Description of the task: Your task is to transcribe all the entries exactly, excluding pictures.

Data in this exercise:
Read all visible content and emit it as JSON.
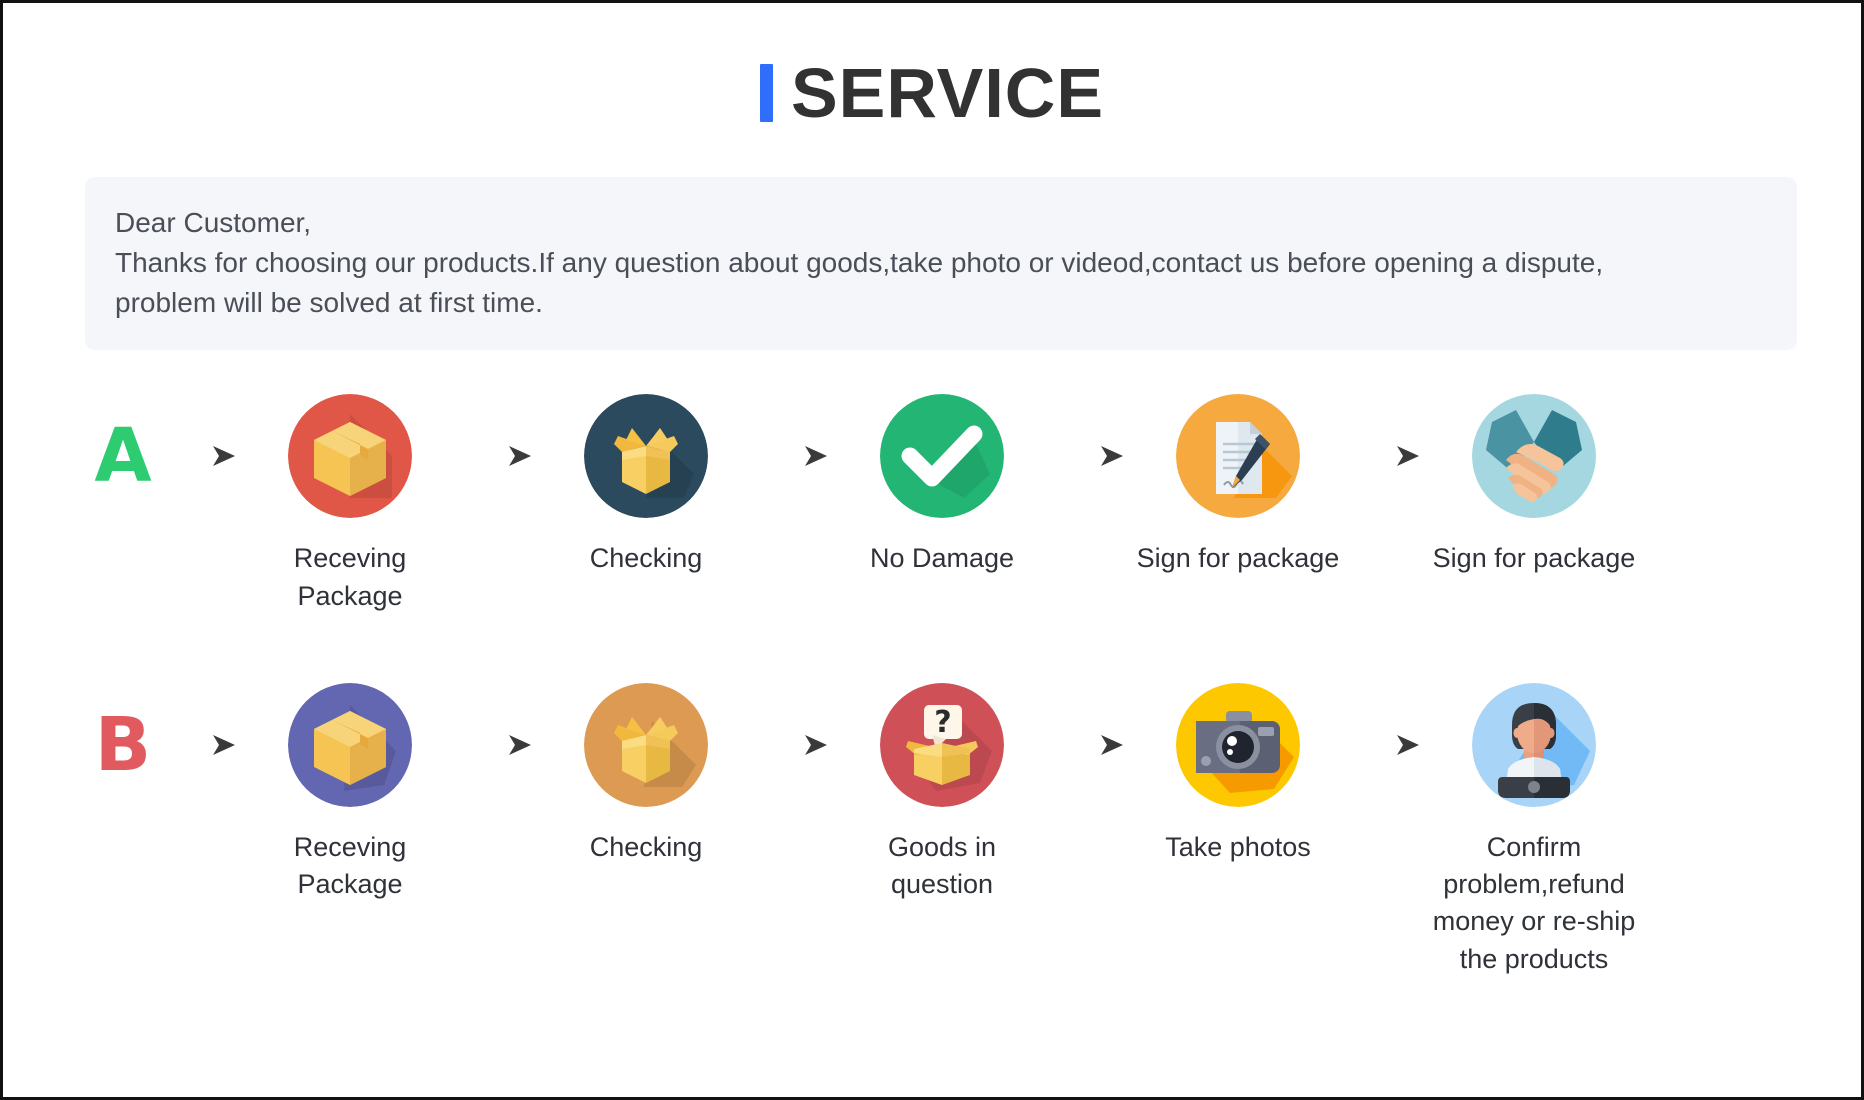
{
  "header": {
    "title": "SERVICE",
    "accent_color": "#2f6dfb",
    "title_color": "#323232"
  },
  "notice": {
    "background_color": "#f4f6fa",
    "lines": [
      "Dear Customer,",
      "Thanks for choosing our products.If any question about goods,take photo or videod,contact us before opening a dispute,",
      "problem will be solved at first time."
    ]
  },
  "flows": [
    {
      "badge": "A",
      "badge_color": "#2ecc71",
      "steps": [
        {
          "icon": "closed-box-icon",
          "circle_color": "#e05647",
          "label": "Receving Package"
        },
        {
          "icon": "open-box-icon",
          "circle_color": "#2c4a5e",
          "label": "Checking"
        },
        {
          "icon": "checkmark-icon",
          "circle_color": "#22b573",
          "label": "No Damage"
        },
        {
          "icon": "document-pen-icon",
          "circle_color": "#f5a93f",
          "label": "Sign for package"
        },
        {
          "icon": "handshake-icon",
          "circle_color": "#a5d7e0",
          "label": "Sign for package"
        }
      ]
    },
    {
      "badge": "B",
      "badge_color": "#e05a5f",
      "steps": [
        {
          "icon": "closed-box-icon",
          "circle_color": "#6366b0",
          "label": "Receving Package"
        },
        {
          "icon": "open-box-icon",
          "circle_color": "#dd9a52",
          "label": "Checking"
        },
        {
          "icon": "question-box-icon",
          "circle_color": "#cf5157",
          "label": "Goods in question"
        },
        {
          "icon": "camera-icon",
          "circle_color": "#fdc800",
          "label": "Take photos"
        },
        {
          "icon": "support-person-icon",
          "circle_color": "#a8d5f7",
          "label": "Confirm problem,refund money or re-ship the products"
        }
      ]
    }
  ],
  "arrow": {
    "name": "right-arrow-icon",
    "color": "#4a4a4a"
  }
}
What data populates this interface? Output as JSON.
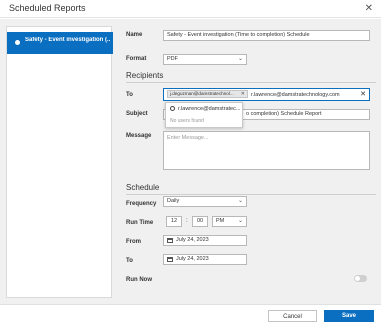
{
  "window": {
    "title": "Scheduled Reports",
    "close_glyph": "✕"
  },
  "sidebar": {
    "items": [
      {
        "label": "Safety - Event investigation (..."
      }
    ]
  },
  "form": {
    "name": {
      "label": "Name",
      "value": "Safety - Event investigation (Time to completion) Schedule"
    },
    "format": {
      "label": "Format",
      "value": "PDF"
    },
    "recipients_title": "Recipients",
    "to": {
      "label": "To",
      "chip": "j.deguzman@damstratechnol...",
      "chip_remove": "✕",
      "typed": "r.lawrence@damstratechnology.com",
      "clear": "✕"
    },
    "suggestions": {
      "item": "r.lawrence@damstratec...",
      "empty": "No users found"
    },
    "subject": {
      "label": "Subject",
      "value": "o completion) Schedule Report"
    },
    "message": {
      "label": "Message",
      "placeholder": "Enter Message..."
    },
    "schedule_title": "Schedule",
    "frequency": {
      "label": "Frequency",
      "value": "Daily"
    },
    "run_time": {
      "label": "Run Time",
      "hour": "12",
      "sep": ":",
      "minute": "00",
      "ampm": "PM"
    },
    "from": {
      "label": "From",
      "value": "July 24, 2023"
    },
    "to_date": {
      "label": "To",
      "value": "July 24, 2023"
    },
    "run_now": {
      "label": "Run Now",
      "on": false
    }
  },
  "footer": {
    "cancel": "Cancel",
    "save": "Save"
  },
  "colors": {
    "accent": "#0b6fc1",
    "panel_bg": "#f0f0f0",
    "border": "#b8b8b8"
  }
}
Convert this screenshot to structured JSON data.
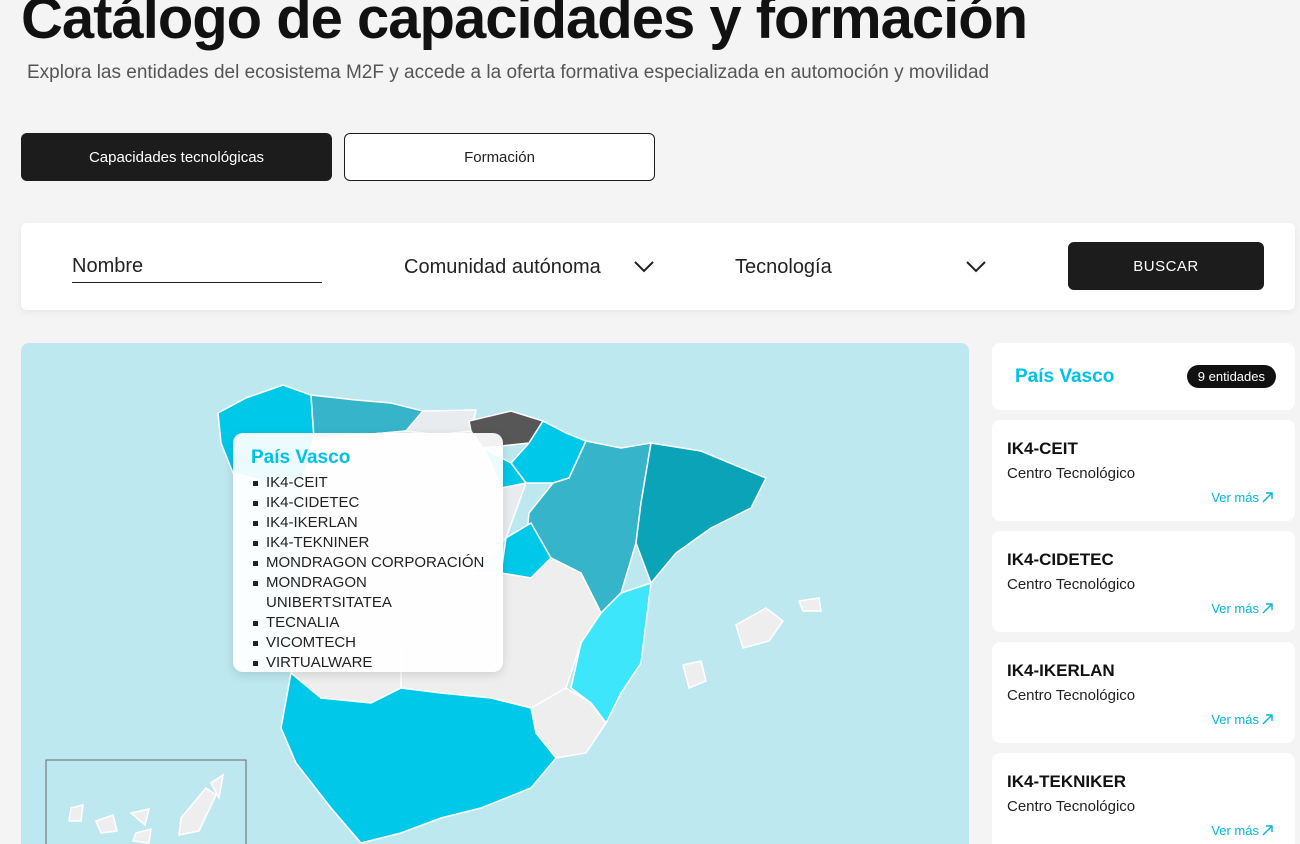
{
  "header": {
    "title": "Catálogo de capacidades y formación",
    "subtitle": "Explora las entidades del ecosistema M2F y accede a la oferta formativa especializada en automoción y movilidad"
  },
  "tabs": [
    {
      "label": "Capacidades tecnológicas",
      "active": true
    },
    {
      "label": "Formación",
      "active": false
    }
  ],
  "filters": {
    "name_placeholder": "Nombre",
    "ccaa_label": "Comunidad autónoma",
    "tech_label": "Tecnología",
    "search_label": "BUSCAR"
  },
  "colors": {
    "accent": "#00c2e6",
    "dark": "#1c1c1c",
    "selected_region": "#555555",
    "map_bg": "#bde8ef"
  },
  "map": {
    "tooltip": {
      "title": "País Vasco",
      "items": [
        "IK4-CEIT",
        "IK4-CIDETEC",
        "IK4-IKERLAN",
        "IK4-TEKNINER",
        "MONDRAGON CORPORACIÓN",
        "MONDRAGON UNIBERTSITATEA",
        "TECNALIA",
        "VICOMTECH",
        "VIRTUALWARE"
      ]
    }
  },
  "sidebar": {
    "region": "País Vasco",
    "count": "9 entidades",
    "entities": [
      {
        "name": "IK4-CEIT",
        "type": "Centro Tecnológico",
        "link": "Ver más"
      },
      {
        "name": "IK4-CIDETEC",
        "type": "Centro Tecnológico",
        "link": "Ver más"
      },
      {
        "name": "IK4-IKERLAN",
        "type": "Centro Tecnológico",
        "link": "Ver más"
      },
      {
        "name": "IK4-TEKNIKER",
        "type": "Centro Tecnológico",
        "link": "Ver más"
      }
    ]
  }
}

Correct result:
Read all visible content and emit it as JSON.
{
  "header": {
    "title": "SERVICE",
    "accent_color": "#2f6dfb",
    "title_color": "#323232"
  },
  "notice": {
    "background_color": "#f4f6fa",
    "lines": [
      "Dear Customer,",
      "Thanks for choosing our products.If any question about goods,take photo or videod,contact us before opening a dispute,",
      "problem will be solved at first time."
    ]
  },
  "flows": [
    {
      "badge": "A",
      "badge_color": "#2ecc71",
      "steps": [
        {
          "icon": "closed-box-icon",
          "circle_color": "#e05647",
          "label": "Receving Package"
        },
        {
          "icon": "open-box-icon",
          "circle_color": "#2c4a5e",
          "label": "Checking"
        },
        {
          "icon": "checkmark-icon",
          "circle_color": "#22b573",
          "label": "No Damage"
        },
        {
          "icon": "document-pen-icon",
          "circle_color": "#f5a93f",
          "label": "Sign for package"
        },
        {
          "icon": "handshake-icon",
          "circle_color": "#a5d7e0",
          "label": "Sign for package"
        }
      ]
    },
    {
      "badge": "B",
      "badge_color": "#e05a5f",
      "steps": [
        {
          "icon": "closed-box-icon",
          "circle_color": "#6366b0",
          "label": "Receving Package"
        },
        {
          "icon": "open-box-icon",
          "circle_color": "#dd9a52",
          "label": "Checking"
        },
        {
          "icon": "question-box-icon",
          "circle_color": "#cf5157",
          "label": "Goods in question"
        },
        {
          "icon": "camera-icon",
          "circle_color": "#fdc800",
          "label": "Take photos"
        },
        {
          "icon": "support-person-icon",
          "circle_color": "#a8d5f7",
          "label": "Confirm problem,refund money or re-ship the products"
        }
      ]
    }
  ],
  "arrow": {
    "name": "right-arrow-icon",
    "color": "#4a4a4a"
  }
}
What data populates this interface? Output as JSON.
{
  "window": {
    "title": "Scheduled Reports",
    "close_glyph": "✕"
  },
  "sidebar": {
    "items": [
      {
        "label": "Safety - Event investigation (..."
      }
    ]
  },
  "form": {
    "name": {
      "label": "Name",
      "value": "Safety - Event investigation (Time to completion) Schedule"
    },
    "format": {
      "label": "Format",
      "value": "PDF"
    },
    "recipients_title": "Recipients",
    "to": {
      "label": "To",
      "chip": "j.deguzman@damstratechnol...",
      "chip_remove": "✕",
      "typed": "r.lawrence@damstratechnology.com",
      "clear": "✕"
    },
    "suggestions": {
      "item": "r.lawrence@damstratec...",
      "empty": "No users found"
    },
    "subject": {
      "label": "Subject",
      "value": "o completion) Schedule Report"
    },
    "message": {
      "label": "Message",
      "placeholder": "Enter Message..."
    },
    "schedule_title": "Schedule",
    "frequency": {
      "label": "Frequency",
      "value": "Daily"
    },
    "run_time": {
      "label": "Run Time",
      "hour": "12",
      "sep": ":",
      "minute": "00",
      "ampm": "PM"
    },
    "from": {
      "label": "From",
      "value": "July 24, 2023"
    },
    "to_date": {
      "label": "To",
      "value": "July 24, 2023"
    },
    "run_now": {
      "label": "Run Now",
      "on": false
    }
  },
  "footer": {
    "cancel": "Cancel",
    "save": "Save"
  },
  "colors": {
    "accent": "#0b6fc1",
    "panel_bg": "#f0f0f0",
    "border": "#b8b8b8"
  }
}
Convert this screenshot to structured JSON data.
{
  "header": {
    "title": "Catálogo de capacidades y formación",
    "subtitle": "Explora las entidades del ecosistema M2F y accede a la oferta formativa especializada en automoción y movilidad"
  },
  "tabs": [
    {
      "label": "Capacidades tecnológicas",
      "active": true
    },
    {
      "label": "Formación",
      "active": false
    }
  ],
  "filters": {
    "name_placeholder": "Nombre",
    "ccaa_label": "Comunidad autónoma",
    "tech_label": "Tecnología",
    "search_label": "BUSCAR"
  },
  "colors": {
    "accent": "#00c2e6",
    "dark": "#1c1c1c",
    "selected_region": "#555555",
    "map_bg": "#bde8ef"
  },
  "map": {
    "tooltip": {
      "title": "País Vasco",
      "items": [
        "IK4-CEIT",
        "IK4-CIDETEC",
        "IK4-IKERLAN",
        "IK4-TEKNINER",
        "MONDRAGON CORPORACIÓN",
        "MONDRAGON UNIBERTSITATEA",
        "TECNALIA",
        "VICOMTECH",
        "VIRTUALWARE"
      ]
    }
  },
  "sidebar": {
    "region": "País Vasco",
    "count": "9 entidades",
    "entities": [
      {
        "name": "IK4-CEIT",
        "type": "Centro Tecnológico",
        "link": "Ver más"
      },
      {
        "name": "IK4-CIDETEC",
        "type": "Centro Tecnológico",
        "link": "Ver más"
      },
      {
        "name": "IK4-IKERLAN",
        "type": "Centro Tecnológico",
        "link": "Ver más"
      },
      {
        "name": "IK4-TEKNIKER",
        "type": "Centro Tecnológico",
        "link": "Ver más"
      }
    ]
  }
}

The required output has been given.